> **Exercise aim**:
Report the count of lines that carry the string "Range", and add nothing.

> **Data for processing**:

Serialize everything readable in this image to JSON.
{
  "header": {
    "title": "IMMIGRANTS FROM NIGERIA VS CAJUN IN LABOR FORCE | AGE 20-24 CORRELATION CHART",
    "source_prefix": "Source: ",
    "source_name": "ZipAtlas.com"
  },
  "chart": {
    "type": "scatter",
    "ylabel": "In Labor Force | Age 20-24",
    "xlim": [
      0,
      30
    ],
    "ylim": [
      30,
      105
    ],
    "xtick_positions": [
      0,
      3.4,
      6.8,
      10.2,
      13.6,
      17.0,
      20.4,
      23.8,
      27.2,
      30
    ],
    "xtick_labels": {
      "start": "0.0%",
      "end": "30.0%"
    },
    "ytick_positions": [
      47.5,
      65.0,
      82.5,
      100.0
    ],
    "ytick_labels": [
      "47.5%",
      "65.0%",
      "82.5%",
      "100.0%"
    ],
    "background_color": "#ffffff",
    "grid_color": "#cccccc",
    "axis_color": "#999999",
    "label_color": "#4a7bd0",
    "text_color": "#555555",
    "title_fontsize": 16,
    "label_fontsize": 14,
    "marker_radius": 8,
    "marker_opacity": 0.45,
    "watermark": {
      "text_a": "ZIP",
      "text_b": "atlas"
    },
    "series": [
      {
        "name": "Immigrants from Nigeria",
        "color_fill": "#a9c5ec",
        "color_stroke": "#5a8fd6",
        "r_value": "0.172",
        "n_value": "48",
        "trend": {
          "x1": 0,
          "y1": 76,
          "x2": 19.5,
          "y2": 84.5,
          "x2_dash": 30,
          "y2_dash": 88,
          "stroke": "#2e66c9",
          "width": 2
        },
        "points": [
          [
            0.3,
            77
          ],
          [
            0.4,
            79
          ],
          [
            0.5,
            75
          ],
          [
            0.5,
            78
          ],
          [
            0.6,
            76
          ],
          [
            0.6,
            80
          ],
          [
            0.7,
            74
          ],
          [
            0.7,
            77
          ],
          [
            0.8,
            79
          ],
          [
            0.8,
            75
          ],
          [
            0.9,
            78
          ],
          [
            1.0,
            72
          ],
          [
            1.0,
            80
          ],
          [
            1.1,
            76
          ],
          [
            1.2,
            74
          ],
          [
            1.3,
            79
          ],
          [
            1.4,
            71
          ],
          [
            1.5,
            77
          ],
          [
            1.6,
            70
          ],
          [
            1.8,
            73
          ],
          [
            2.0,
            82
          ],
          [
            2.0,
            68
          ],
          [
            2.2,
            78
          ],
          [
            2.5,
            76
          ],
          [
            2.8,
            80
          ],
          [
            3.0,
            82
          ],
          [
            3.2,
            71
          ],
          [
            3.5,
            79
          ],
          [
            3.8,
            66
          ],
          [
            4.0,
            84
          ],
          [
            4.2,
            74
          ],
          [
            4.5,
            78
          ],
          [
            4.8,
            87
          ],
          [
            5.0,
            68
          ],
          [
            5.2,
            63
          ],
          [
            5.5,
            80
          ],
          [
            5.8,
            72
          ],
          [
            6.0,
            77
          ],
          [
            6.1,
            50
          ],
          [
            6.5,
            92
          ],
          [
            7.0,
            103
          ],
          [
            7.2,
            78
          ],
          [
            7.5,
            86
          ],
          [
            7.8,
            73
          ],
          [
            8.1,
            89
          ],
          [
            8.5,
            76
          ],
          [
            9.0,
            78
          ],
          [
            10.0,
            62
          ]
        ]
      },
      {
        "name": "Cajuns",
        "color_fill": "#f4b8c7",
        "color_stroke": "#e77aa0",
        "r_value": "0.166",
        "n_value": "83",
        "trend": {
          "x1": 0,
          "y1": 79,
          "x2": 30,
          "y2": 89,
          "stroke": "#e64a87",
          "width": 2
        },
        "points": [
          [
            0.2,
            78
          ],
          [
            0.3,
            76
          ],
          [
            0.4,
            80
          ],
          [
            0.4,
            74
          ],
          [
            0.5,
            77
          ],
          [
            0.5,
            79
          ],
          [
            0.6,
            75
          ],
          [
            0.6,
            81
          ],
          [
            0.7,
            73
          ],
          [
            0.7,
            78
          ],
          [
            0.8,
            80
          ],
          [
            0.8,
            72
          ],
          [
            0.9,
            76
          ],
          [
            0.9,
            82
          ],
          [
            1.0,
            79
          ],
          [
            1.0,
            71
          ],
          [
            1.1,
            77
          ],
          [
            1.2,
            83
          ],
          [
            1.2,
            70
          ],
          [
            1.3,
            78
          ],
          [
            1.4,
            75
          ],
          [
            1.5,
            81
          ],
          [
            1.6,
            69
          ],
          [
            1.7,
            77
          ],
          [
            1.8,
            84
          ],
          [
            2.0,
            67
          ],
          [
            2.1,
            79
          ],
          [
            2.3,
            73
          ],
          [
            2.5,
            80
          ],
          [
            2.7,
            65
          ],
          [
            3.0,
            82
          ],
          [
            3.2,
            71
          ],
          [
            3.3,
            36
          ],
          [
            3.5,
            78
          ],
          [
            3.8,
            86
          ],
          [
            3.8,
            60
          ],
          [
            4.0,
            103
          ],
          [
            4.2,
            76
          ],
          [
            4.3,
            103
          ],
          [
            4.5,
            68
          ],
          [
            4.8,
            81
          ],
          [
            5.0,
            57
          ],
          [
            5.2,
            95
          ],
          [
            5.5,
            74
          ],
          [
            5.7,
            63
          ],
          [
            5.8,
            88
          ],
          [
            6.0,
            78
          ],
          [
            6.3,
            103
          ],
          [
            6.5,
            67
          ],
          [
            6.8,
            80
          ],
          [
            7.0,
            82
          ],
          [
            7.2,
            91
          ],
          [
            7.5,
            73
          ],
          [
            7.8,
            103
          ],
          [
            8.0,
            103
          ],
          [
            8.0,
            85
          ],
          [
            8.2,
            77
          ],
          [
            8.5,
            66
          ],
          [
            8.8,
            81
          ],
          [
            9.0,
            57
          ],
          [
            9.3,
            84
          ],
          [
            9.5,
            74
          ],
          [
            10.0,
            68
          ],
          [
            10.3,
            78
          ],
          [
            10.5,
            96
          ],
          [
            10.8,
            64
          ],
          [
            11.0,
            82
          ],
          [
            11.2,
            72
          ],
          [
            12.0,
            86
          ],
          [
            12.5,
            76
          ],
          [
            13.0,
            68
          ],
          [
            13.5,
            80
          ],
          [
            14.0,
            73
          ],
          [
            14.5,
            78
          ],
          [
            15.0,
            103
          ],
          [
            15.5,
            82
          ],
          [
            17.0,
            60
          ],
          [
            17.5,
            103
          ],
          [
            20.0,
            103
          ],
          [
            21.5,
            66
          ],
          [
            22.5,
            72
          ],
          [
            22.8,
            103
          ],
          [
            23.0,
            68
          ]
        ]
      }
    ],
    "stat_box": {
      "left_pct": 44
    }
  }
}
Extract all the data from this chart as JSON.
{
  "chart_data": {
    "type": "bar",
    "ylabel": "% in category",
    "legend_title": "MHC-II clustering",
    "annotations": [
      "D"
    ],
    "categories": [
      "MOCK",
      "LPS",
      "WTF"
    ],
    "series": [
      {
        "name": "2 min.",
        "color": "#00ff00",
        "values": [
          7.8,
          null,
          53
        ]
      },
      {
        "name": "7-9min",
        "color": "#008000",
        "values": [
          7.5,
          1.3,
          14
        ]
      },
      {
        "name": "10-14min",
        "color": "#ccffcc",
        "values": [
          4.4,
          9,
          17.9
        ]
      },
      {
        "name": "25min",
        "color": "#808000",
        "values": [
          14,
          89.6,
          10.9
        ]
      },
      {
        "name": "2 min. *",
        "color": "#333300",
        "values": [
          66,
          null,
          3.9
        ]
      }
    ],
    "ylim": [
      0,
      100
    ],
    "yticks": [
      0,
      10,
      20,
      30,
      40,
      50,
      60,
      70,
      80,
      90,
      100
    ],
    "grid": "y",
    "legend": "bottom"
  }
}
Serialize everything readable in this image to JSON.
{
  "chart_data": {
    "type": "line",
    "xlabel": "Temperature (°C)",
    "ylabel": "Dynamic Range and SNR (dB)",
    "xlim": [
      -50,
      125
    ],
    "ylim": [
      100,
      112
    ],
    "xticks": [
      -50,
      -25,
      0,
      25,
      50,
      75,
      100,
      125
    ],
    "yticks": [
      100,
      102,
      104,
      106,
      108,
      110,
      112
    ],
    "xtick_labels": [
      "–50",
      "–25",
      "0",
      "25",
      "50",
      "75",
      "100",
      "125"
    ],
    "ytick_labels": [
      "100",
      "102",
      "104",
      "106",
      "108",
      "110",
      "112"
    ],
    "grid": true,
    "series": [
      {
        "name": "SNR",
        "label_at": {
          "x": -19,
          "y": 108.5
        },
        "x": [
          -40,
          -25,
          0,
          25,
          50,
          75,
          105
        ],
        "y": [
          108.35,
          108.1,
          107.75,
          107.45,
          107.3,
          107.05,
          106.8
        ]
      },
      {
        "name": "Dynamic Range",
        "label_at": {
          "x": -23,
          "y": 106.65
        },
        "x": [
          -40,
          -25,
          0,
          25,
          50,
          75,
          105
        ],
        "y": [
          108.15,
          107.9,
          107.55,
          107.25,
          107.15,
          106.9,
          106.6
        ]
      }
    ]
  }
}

> **The reply**:
2